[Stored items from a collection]
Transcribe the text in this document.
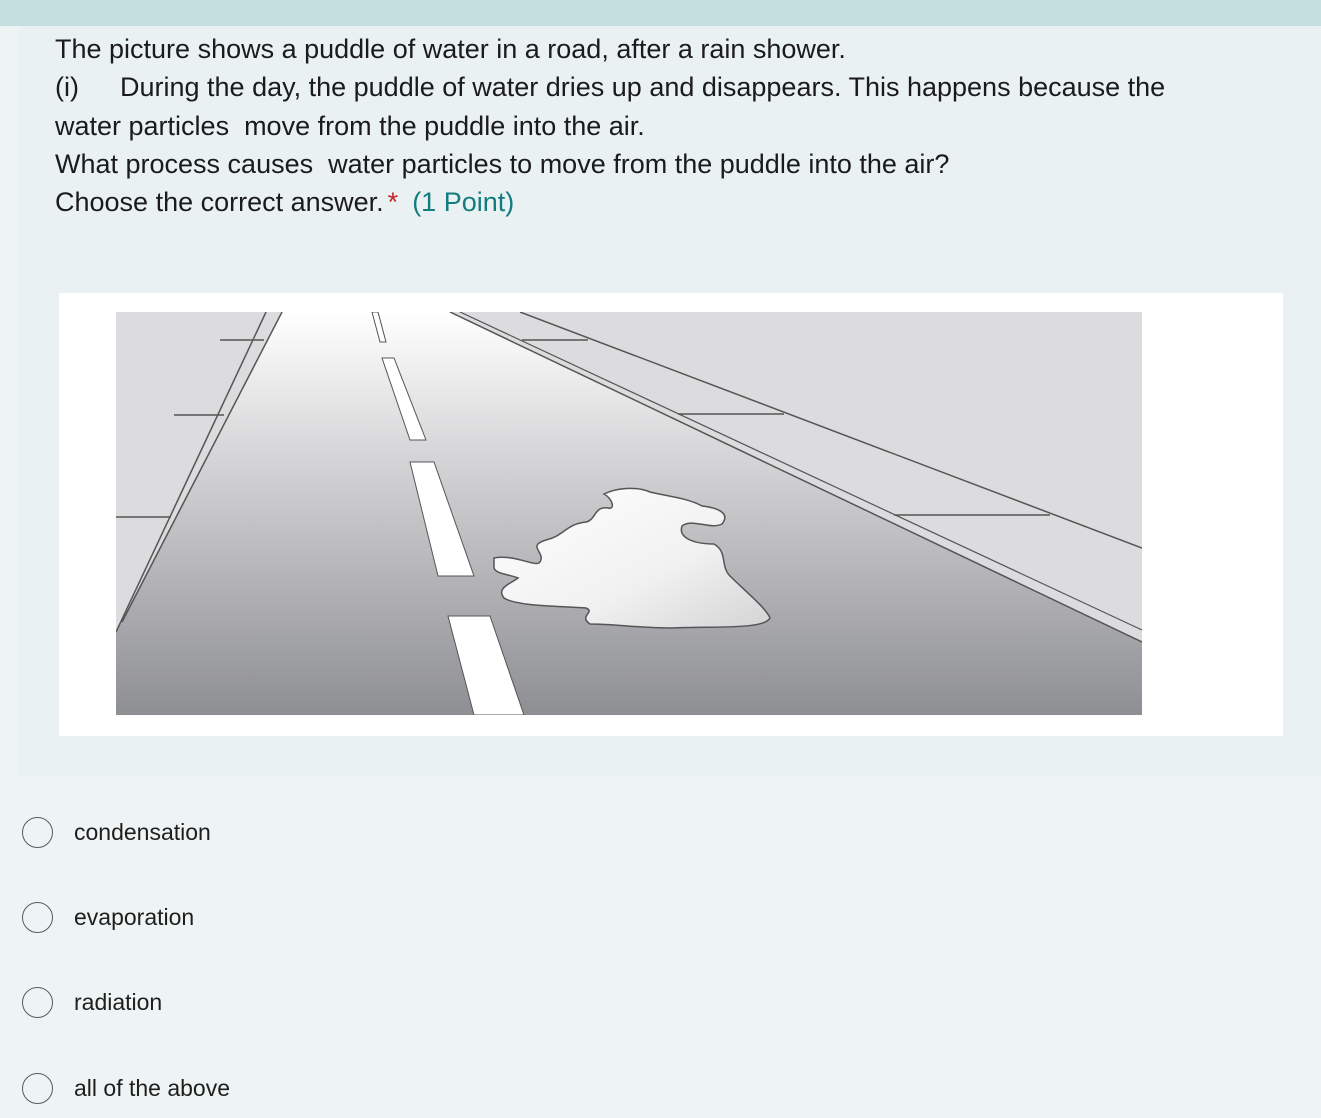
The picture shows a puddle of water in a road, after a rain shower.
(i) During the day, the puddle of water dries up and disappears. This happens because the
water particles  move from the puddle into the air.
What process causes  water particles to move from the puddle into the air?
Choose the correct answer. * (1 Point)
condensation
evaporation
radiation
all of the above
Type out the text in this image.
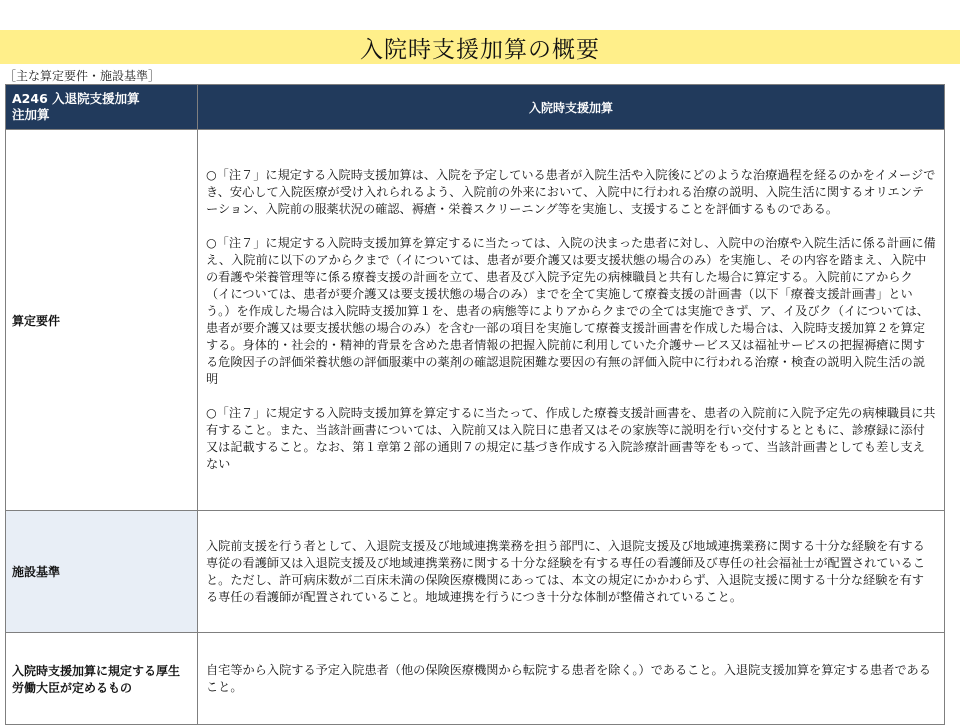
入院時支援加算の概要
［主な算定要件・施設基準］
A246 入退院支援加算
注加算	入院時支援加算
算定要件	○「注７」に規定する入院時支援加算は、入院を予定している患者が入院生活や入院後にどのような治療過程を経るのかをイメージでき、安心して入院医療が受け入れられるよう、入院前の外来において、入院中に行われる治療の説明、入院生活に関するオリエンテーション、入院前の服薬状況の確認、褥瘡・栄養スクリーニング等を実施し、支援することを評価するものである。

○「注７」に規定する入院時支援加算を算定するに当たっては、入院の決まった患者に対し、入院中の治療や入院生活に係る計画に備え、入院前に以下のアからクまで（イについては、患者が要介護又は要支援状態の場合のみ）を実施し、その内容を踏まえ、入院中の看護や栄養管理等に係る療養支援の計画を立て、患者及び入院予定先の病棟職員と共有した場合に算定する。入院前にアからク（イについては、患者が要介護又は要支援状態の場合のみ）までを全て実施して療養支援の計画書（以下「療養支援計画書」という。）を作成した場合は入院時支援加算１を、患者の病態等によりアからクまでの全ては実施できず、ア、イ及びク（イについては、患者が要介護又は要支援状態の場合のみ）を含む一部の項目を実施して療養支援計画書を作成した場合は、入院時支援加算２を算定する。身体的・社会的・精神的背景を含めた患者情報の把握入院前に利用していた介護サービス又は福祉サービスの把握褥瘡に関する危険因子の評価栄養状態の評価服薬中の薬剤の確認退院困難な要因の有無の評価入院中に行われる治療・検査の説明入院生活の説明

○「注７」に規定する入院時支援加算を算定するに当たって、作成した療養支援計画書を、患者の入院前に入院予定先の病棟職員に共有すること。また、当該計画書については、入院前又は入院日に患者又はその家族等に説明を行い交付するとともに、診療録に添付又は記載すること。なお、第１章第２部の通則７の規定に基づき作成する入院診療計画書等をもって、当該計画書としても差し支えない

施設基準	入院前支援を行う者として、入退院支援及び地域連携業務を担う部門に、入退院支援及び地域連携業務に関する十分な経験を有する専従の看護師又は入退院支援及び地域連携業務に関する十分な経験を有する専任の看護師及び専任の社会福祉士が配置されていること。ただし、許可病床数が二百床未満の保険医療機関にあっては、本文の規定にかかわらず、入退院支援に関する十分な経験を有する専任の看護師が配置されていること。地域連携を行うにつき十分な体制が整備されていること。

入院時支援加算に規定する厚生労働大臣が定めるもの	自宅等から入院する予定入院患者（他の保険医療機関から転院する患者を除く。）であること。入退院支援加算を算定する患者であること。
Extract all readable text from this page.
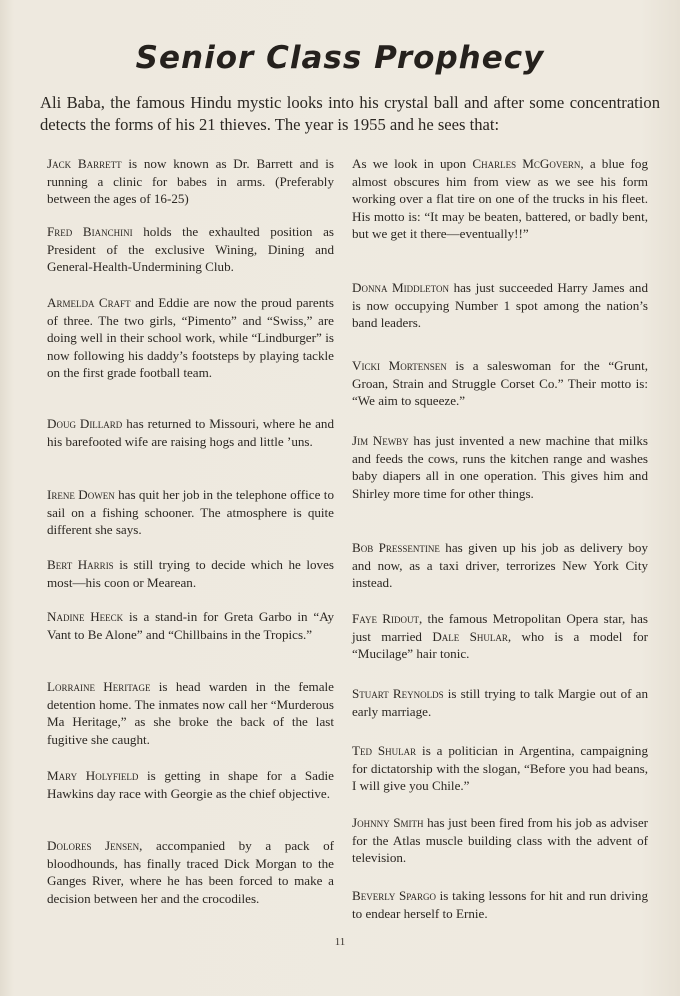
Senior Class Prophecy
Ali Baba, the famous Hindu mystic looks into his crystal ball and after some concentration detects the forms of his 21 thieves. The year is 1955 and he sees that:
Jack Barrett is now known as Dr. Barrett and is running a clinic for babes in arms. (Preferably between the ages of 16-25)
Fred Bianchini holds the exhaulted position as President of the exclusive Wining, Dining and General-Health-Undermining Club.
Armelda Craft and Eddie are now the proud parents of three. The two girls, “Pimento” and “Swiss,” are doing well in their school work, while “Lindburger” is now following his daddy’s footsteps by playing tackle on the first grade football team.
Doug Dillard has returned to Missouri, where he and his barefooted wife are raising hogs and little ’uns.
Irene Dowen has quit her job in the telephone office to sail on a fishing schooner. The atmosphere is quite different she says.
Bert Harris is still trying to decide which he loves most—his coon or Mearean.
Nadine Heeck is a stand-in for Greta Garbo in “Ay Vant to Be Alone” and “Chillbains in the Tropics.”
Lorraine Heritage is head warden in the female detention home. The inmates now call her “Murderous Ma Heritage,” as she broke the back of the last fugitive she caught.
Mary Holyfield is getting in shape for a Sadie Hawkins day race with Georgie as the chief objective.
Dolores Jensen, accompanied by a pack of bloodhounds, has finally traced Dick Morgan to the Ganges River, where he has been forced to make a decision between her and the crocodiles.
As we look in upon Charles McGovern, a blue fog almost obscures him from view as we see his form working over a flat tire on one of the trucks in his fleet. His motto is: “It may be beaten, battered, or badly bent, but we get it there—eventually!!”
Donna Middleton has just succeeded Harry James and is now occupying Number 1 spot among the nation’s band leaders.
Vicki Mortensen is a saleswoman for the “Grunt, Groan, Strain and Struggle Corset Co.” Their motto is: “We aim to squeeze.”
Jim Newby has just invented a new machine that milks and feeds the cows, runs the kitchen range and washes baby diapers all in one operation. This gives him and Shirley more time for other things.
Bob Pressentine has given up his job as delivery boy and now, as a taxi driver, terrorizes New York City instead.
Faye Ridout, the famous Metropolitan Opera star, has just married Dale Shular, who is a model for “Mucilage” hair tonic.
Stuart Reynolds is still trying to talk Margie out of an early marriage.
Ted Shular is a politician in Argentina, campaigning for dictatorship with the slogan, “Before you had beans, I will give you Chile.”
Johnny Smith has just been fired from his job as adviser for the Atlas muscle building class with the advent of television.
Beverly Spargo is taking lessons for hit and run driving to endear herself to Ernie.
11
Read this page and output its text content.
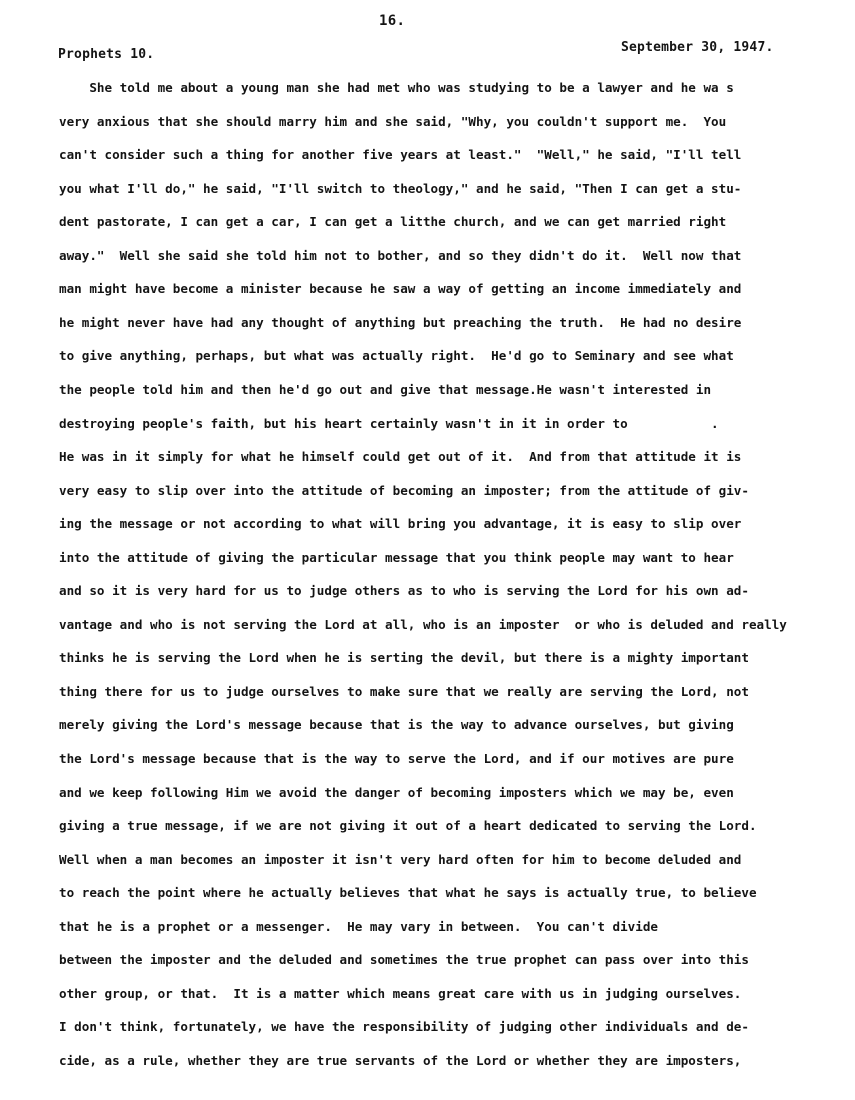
16.
Prophets 10.	September 30, 1947.
She told me about a young man she had met who was studying to be a lawyer and he wa s
very anxious that she should marry him and she said, "Why, you couldn't support me.  You
can't consider such a thing for another five years at least."  "Well," he said, "I'll tell
you what I'll do," he said, "I'll switch to theology," and he said, "Then I can get a stu-
dent pastorate, I can get a car, I can get a litthe church, and we can get married right
away."  Well she said she told him not to bother, and so they didn't do it.  Well now that
man might have become a minister because he saw a way of getting an income immediately and
he might never have had any thought of anything but preaching the truth.  He had no desire
to give anything, perhaps, but what was actually right.  He'd go to Seminary and see what
the people told him and then he'd go out and give that message.He wasn't interested in
destroying people's faith, but his heart certainly wasn't in it in order to           .
He was in it simply for what he himself could get out of it.  And from that attitude it is
very easy to slip over into the attitude of becoming an imposter; from the attitude of giv-
ing the message or not according to what will bring you advantage, it is easy to slip over
into the attitude of giving the particular message that you think people may want to hear
and so it is very hard for us to judge others as to who is serving the Lord for his own ad-
vantage and who is not serving the Lord at all, who is an imposter  or who is deluded and really
thinks he is serving the Lord when he is serting the devil, but there is a mighty important
thing there for us to judge ourselves to make sure that we really are serving the Lord, not
merely giving the Lord's message because that is the way to advance ourselves, but giving
the Lord's message because that is the way to serve the Lord, and if our motives are pure
and we keep following Him we avoid the danger of becoming imposters which we may be, even
giving a true message, if we are not giving it out of a heart dedicated to serving the Lord.
Well when a man becomes an imposter it isn't very hard often for him to become deluded and
to reach the point where he actually believes that what he says is actually true, to believe
that he is a prophet or a messenger.  He may vary in between.  You can't divide
between the imposter and the deluded and sometimes the true prophet can pass over into this
other group, or that.  It is a matter which means great care with us in judging ourselves.
I don't think, fortunately, we have the responsibility of judging other individuals and de-
cide, as a rule, whether they are true servants of the Lord or whether they are imposters,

> **Task statement**
Using the material above, copy every line in which the string "Shular" occurs.

> **Completed task**
Faye Ridout, the famous Metropolitan Opera star, has just married Dale Shular, who is a model for “Mucilage” hair tonic.
Ted Shular is a politician in Argentina, campaigning for dictatorship with the slogan, “Before you had beans, I will give you Chile.”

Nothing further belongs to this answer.